• [WHAT THE TASK REQUIRES]
Please list all lines of the material below in which the string "seats" occurs.

• [RECORDS]
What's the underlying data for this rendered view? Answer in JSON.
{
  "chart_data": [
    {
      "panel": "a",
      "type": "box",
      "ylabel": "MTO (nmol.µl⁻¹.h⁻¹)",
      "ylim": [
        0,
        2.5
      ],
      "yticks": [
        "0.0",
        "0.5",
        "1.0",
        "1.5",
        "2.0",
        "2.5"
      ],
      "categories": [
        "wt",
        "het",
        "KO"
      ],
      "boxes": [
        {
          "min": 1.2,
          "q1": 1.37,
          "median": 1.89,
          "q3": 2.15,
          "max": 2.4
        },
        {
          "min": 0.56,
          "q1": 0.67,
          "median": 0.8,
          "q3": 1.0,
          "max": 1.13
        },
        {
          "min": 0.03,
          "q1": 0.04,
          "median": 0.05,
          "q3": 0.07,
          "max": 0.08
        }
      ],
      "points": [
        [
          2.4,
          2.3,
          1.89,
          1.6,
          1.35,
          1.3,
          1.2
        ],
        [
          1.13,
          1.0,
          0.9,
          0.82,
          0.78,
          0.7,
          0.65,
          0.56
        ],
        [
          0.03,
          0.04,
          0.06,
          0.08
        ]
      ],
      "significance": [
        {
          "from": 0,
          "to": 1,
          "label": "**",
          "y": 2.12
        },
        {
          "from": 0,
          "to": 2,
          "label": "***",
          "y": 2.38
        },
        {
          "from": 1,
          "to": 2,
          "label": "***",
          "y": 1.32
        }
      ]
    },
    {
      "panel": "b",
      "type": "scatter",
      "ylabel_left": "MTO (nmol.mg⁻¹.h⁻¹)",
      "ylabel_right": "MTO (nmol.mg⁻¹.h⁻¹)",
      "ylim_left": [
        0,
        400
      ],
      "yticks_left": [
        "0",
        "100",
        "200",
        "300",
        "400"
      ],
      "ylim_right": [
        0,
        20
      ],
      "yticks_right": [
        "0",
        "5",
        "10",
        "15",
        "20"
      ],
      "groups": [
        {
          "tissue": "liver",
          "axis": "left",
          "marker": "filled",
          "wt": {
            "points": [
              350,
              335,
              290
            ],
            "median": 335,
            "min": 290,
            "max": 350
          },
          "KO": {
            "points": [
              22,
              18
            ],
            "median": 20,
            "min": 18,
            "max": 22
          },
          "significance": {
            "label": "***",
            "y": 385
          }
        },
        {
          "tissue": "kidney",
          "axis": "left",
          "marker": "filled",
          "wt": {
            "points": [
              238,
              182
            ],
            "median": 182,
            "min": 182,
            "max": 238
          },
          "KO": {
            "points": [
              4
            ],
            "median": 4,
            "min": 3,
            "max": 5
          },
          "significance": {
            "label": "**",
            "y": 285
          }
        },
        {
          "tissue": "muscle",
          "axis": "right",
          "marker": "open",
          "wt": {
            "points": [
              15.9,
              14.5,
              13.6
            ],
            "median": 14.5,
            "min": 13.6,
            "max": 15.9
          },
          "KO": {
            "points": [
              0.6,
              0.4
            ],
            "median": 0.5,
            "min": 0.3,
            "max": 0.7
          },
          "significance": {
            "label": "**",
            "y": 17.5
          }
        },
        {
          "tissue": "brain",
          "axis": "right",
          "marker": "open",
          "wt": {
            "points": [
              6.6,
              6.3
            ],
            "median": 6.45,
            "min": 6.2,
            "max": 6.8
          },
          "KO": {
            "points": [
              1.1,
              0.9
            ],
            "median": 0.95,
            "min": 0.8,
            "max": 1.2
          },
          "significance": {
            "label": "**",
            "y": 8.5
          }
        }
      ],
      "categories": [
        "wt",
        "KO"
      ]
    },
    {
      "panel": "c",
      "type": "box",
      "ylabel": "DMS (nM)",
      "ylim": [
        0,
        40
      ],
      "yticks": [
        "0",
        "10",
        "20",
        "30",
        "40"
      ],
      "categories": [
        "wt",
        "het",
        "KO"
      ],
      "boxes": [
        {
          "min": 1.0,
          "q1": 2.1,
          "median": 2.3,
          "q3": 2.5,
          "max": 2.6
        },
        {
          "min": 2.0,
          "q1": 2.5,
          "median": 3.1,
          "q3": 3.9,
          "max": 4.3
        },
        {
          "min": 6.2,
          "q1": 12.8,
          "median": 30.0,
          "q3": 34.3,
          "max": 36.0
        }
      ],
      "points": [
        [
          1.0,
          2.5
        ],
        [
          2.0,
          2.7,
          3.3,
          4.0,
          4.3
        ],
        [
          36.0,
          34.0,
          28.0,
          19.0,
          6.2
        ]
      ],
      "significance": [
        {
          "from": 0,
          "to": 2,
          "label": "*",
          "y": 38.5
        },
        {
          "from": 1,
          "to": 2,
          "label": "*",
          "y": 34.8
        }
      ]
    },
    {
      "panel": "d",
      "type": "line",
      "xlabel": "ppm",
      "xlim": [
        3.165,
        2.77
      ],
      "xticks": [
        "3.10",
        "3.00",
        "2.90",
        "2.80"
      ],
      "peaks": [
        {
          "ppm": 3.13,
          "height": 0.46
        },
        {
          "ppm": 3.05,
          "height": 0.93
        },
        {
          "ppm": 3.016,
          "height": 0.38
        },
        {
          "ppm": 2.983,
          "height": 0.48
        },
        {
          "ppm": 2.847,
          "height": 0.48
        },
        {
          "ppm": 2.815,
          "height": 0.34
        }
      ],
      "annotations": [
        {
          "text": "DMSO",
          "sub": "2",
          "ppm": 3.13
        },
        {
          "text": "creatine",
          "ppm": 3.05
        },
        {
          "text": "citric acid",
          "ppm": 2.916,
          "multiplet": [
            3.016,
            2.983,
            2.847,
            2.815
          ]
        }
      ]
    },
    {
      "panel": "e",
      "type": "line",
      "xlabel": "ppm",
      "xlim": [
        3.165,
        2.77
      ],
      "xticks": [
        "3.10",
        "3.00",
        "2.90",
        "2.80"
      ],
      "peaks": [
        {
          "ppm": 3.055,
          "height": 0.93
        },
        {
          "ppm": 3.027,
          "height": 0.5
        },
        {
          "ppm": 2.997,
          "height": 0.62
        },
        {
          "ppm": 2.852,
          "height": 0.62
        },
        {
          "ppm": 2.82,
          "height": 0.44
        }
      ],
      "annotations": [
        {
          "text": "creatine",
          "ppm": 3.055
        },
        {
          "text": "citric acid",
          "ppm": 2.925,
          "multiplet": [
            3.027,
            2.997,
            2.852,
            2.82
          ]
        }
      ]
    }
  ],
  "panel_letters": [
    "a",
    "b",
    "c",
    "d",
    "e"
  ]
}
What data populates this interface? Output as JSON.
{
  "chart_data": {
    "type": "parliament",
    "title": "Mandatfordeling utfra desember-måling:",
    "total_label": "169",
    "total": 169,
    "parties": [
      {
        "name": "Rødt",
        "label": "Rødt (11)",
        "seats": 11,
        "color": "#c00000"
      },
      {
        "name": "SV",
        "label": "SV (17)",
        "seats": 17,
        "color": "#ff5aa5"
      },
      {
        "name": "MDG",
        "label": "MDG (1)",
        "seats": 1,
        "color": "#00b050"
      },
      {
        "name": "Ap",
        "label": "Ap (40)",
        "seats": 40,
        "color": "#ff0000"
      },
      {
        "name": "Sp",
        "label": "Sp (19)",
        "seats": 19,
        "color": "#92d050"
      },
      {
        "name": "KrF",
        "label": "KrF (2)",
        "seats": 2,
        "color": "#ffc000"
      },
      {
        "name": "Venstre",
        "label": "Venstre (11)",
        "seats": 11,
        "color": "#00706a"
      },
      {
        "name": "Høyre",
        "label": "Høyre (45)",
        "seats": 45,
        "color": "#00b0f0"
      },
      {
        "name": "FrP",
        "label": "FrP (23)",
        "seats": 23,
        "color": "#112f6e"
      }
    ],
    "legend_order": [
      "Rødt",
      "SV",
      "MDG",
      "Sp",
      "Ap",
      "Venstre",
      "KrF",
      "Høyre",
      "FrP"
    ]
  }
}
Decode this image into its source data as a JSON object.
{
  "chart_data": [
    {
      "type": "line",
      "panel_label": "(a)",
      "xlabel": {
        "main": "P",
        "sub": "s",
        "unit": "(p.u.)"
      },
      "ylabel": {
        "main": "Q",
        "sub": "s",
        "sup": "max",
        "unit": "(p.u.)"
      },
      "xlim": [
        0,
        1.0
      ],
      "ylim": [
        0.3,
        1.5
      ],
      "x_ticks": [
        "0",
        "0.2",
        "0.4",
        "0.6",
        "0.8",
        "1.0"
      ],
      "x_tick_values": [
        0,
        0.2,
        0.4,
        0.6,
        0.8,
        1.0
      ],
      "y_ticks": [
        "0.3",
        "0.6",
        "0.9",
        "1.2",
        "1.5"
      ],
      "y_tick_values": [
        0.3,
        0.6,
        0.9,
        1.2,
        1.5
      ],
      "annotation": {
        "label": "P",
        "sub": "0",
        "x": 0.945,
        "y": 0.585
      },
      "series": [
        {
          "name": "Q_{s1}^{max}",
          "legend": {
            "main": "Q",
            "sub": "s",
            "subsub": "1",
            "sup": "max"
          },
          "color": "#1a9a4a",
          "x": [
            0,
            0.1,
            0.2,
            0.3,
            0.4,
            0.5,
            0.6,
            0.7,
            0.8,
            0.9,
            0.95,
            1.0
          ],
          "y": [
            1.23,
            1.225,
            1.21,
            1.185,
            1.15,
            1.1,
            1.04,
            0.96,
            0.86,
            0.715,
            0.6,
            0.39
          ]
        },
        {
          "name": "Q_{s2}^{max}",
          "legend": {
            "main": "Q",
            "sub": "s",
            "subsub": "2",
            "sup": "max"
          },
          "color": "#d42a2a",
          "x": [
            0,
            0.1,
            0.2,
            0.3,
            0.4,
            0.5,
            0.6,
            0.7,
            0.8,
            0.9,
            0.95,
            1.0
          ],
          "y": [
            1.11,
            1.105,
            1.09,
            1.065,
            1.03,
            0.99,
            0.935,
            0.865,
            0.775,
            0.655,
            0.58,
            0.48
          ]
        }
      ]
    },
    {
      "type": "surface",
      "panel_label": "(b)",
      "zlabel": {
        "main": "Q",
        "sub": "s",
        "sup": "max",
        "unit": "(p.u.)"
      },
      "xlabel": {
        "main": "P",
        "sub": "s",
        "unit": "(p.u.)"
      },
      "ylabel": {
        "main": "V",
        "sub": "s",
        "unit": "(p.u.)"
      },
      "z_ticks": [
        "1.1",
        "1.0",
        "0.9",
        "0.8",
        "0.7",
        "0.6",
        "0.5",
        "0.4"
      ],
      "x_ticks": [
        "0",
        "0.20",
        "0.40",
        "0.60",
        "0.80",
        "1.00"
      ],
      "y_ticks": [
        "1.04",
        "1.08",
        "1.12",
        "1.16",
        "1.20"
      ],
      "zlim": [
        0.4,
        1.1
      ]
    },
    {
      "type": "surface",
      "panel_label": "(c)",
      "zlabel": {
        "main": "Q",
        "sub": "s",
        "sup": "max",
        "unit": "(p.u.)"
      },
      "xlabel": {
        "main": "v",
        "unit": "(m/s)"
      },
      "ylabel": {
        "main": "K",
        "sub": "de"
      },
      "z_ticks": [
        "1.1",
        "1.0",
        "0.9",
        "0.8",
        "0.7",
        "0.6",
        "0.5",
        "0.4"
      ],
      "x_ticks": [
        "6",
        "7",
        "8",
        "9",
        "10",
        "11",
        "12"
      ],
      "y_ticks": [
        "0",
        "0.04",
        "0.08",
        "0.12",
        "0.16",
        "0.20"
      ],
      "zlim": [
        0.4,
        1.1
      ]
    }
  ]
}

• [THE RESULT]
        "seats": 11,
        "seats": 17,
        "seats": 1,
        "seats": 40,
        "seats": 19,
        "seats": 2,
        "seats": 11,
        "seats": 45,
        "seats": 23,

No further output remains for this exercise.